_JOB_
Copy out all lines in the data below containing the string "其他城乡社区公共设施支出".

_STORED DATA_
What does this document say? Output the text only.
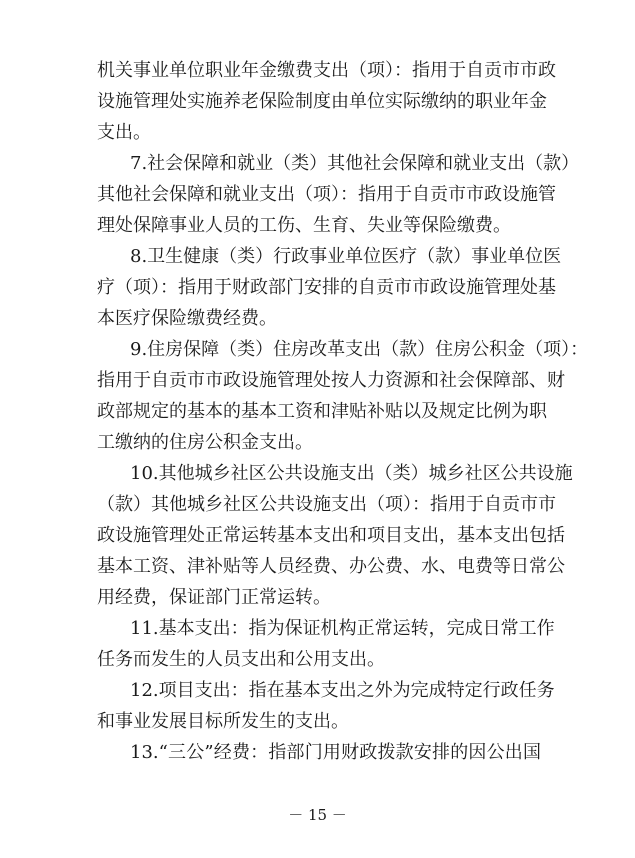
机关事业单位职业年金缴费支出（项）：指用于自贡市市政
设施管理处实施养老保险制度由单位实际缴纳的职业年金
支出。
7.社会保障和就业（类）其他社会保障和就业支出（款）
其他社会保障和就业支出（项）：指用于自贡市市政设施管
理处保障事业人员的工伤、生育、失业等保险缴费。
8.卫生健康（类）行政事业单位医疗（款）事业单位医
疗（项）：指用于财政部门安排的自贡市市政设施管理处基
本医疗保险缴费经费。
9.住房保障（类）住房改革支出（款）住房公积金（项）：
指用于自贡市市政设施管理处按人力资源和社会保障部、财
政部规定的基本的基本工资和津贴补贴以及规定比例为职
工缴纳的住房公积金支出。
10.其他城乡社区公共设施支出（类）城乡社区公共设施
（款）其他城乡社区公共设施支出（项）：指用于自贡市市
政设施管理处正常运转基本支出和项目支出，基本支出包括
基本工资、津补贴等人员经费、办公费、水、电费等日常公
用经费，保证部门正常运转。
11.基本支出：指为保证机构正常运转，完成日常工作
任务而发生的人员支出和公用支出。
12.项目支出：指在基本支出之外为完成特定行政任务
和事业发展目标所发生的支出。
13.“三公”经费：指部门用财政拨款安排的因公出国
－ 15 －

_THE ANSWER_
10.其他城乡社区公共设施支出（类）城乡社区公共设施
（款）其他城乡社区公共设施支出（项）：指用于自贡市市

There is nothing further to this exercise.